— START —

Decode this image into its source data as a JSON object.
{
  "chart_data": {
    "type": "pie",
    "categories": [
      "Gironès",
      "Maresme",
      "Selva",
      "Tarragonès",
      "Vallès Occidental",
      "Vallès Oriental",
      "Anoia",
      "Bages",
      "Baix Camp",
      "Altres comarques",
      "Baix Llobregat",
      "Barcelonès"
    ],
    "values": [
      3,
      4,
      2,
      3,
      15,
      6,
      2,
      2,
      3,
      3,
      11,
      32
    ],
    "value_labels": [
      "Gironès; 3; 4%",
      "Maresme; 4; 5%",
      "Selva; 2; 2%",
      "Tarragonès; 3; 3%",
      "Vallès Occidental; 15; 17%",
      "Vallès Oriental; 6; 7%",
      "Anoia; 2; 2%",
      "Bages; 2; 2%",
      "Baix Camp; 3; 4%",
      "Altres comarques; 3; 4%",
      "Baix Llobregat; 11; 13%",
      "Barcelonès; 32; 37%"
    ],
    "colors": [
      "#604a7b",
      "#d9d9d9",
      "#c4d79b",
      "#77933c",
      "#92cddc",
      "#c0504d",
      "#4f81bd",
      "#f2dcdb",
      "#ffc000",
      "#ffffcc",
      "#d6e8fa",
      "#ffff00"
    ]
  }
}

— END —

Reproduce the material above, every line of it, exactly.

§ **Task response**
Decode this image into its source data as a JSON object.
{
  "chart_data": {
    "type": "pie",
    "categories": [
      "Gironès",
      "Maresme",
      "Selva",
      "Tarragonès",
      "Vallès Occidental",
      "Vallès Oriental",
      "Anoia",
      "Bages",
      "Baix Camp",
      "Altres comarques",
      "Baix Llobregat",
      "Barcelonès"
    ],
    "values": [
      3,
      4,
      2,
      3,
      15,
      6,
      2,
      2,
      3,
      3,
      11,
      32
    ],
    "value_labels": [
      "Gironès; 3; 4%",
      "Maresme; 4; 5%",
      "Selva; 2; 2%",
      "Tarragonès; 3; 3%",
      "Vallès Occidental; 15; 17%",
      "Vallès Oriental; 6; 7%",
      "Anoia; 2; 2%",
      "Bages; 2; 2%",
      "Baix Camp; 3; 4%",
      "Altres comarques; 3; 4%",
      "Baix Llobregat; 11; 13%",
      "Barcelonès; 32; 37%"
    ],
    "colors": [
      "#604a7b",
      "#d9d9d9",
      "#c4d79b",
      "#77933c",
      "#92cddc",
      "#c0504d",
      "#4f81bd",
      "#f2dcdb",
      "#ffc000",
      "#ffffcc",
      "#d6e8fa",
      "#ffff00"
    ]
  }
}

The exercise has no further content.